Goal: Count how many lines of the material below have the word "Pfarrei" and give only the number.

Dataset entries:
━━━━━━━━
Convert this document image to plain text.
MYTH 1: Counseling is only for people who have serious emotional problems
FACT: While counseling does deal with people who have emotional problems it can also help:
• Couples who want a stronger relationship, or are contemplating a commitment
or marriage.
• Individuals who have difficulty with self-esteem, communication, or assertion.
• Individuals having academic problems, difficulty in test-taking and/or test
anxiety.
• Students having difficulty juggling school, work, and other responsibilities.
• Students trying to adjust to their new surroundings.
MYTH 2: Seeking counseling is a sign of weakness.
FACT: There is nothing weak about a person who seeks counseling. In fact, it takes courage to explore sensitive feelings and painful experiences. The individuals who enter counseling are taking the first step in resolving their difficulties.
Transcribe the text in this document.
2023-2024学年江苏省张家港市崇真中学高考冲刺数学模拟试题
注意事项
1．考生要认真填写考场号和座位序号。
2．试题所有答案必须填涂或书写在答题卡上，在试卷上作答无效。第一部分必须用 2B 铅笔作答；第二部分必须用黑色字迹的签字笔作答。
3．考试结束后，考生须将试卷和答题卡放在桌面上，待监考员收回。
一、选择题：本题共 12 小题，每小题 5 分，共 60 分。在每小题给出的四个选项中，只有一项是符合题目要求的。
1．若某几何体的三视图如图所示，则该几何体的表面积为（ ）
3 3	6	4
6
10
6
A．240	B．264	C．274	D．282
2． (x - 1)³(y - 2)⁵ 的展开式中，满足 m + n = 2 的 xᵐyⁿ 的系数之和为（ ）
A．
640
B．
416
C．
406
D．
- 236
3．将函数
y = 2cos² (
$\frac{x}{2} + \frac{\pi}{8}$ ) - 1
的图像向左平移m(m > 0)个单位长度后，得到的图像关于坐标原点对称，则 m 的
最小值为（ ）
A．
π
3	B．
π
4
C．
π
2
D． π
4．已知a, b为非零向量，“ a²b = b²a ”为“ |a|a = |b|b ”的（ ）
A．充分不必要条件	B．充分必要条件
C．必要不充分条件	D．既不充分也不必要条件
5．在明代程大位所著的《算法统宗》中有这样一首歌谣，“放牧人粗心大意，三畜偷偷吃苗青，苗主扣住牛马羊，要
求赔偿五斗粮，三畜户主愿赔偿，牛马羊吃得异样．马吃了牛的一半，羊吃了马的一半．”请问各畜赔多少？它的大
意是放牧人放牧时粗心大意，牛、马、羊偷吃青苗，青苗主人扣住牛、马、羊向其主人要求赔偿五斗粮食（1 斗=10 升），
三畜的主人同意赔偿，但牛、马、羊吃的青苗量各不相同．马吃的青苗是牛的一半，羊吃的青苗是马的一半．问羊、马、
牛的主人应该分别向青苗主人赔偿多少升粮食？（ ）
━━━━━━━━
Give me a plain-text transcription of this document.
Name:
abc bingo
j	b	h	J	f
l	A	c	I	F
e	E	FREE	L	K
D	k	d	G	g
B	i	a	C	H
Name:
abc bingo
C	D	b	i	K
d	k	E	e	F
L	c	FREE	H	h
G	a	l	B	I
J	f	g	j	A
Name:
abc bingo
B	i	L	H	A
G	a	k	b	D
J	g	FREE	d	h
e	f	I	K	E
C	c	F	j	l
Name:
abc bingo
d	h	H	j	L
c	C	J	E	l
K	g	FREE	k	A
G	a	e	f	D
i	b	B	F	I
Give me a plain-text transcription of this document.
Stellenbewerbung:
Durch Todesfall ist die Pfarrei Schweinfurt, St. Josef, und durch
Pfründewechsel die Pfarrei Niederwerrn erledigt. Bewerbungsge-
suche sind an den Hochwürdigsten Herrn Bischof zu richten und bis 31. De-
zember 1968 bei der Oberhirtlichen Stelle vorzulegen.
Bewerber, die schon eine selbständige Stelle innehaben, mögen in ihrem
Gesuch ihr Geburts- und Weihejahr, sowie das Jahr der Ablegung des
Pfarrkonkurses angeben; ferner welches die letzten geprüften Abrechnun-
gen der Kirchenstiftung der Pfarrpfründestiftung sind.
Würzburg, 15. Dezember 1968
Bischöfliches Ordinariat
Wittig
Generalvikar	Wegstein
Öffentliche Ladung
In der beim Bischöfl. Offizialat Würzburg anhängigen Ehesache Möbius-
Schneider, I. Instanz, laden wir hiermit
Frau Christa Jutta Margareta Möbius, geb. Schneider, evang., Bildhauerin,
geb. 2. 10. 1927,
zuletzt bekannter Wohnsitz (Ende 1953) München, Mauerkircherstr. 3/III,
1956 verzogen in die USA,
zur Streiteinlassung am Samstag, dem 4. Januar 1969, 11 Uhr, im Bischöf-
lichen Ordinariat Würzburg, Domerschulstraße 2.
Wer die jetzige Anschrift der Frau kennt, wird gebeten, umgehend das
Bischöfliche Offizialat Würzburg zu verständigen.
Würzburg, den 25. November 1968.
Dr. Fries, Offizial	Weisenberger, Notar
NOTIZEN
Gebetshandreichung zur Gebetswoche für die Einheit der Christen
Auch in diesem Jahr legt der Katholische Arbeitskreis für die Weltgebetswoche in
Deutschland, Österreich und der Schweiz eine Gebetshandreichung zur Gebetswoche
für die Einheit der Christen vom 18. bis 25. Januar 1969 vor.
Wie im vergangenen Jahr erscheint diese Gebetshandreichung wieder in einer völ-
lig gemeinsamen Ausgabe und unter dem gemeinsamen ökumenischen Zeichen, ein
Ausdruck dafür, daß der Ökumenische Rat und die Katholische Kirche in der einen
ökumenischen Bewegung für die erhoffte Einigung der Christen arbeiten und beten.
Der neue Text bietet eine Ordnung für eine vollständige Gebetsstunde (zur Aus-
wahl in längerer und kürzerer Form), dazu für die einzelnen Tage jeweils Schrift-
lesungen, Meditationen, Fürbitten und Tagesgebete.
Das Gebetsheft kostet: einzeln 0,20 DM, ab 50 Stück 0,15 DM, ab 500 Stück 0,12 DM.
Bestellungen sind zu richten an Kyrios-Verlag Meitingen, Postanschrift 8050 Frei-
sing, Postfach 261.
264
━━━━━━━━
Result of this task: 2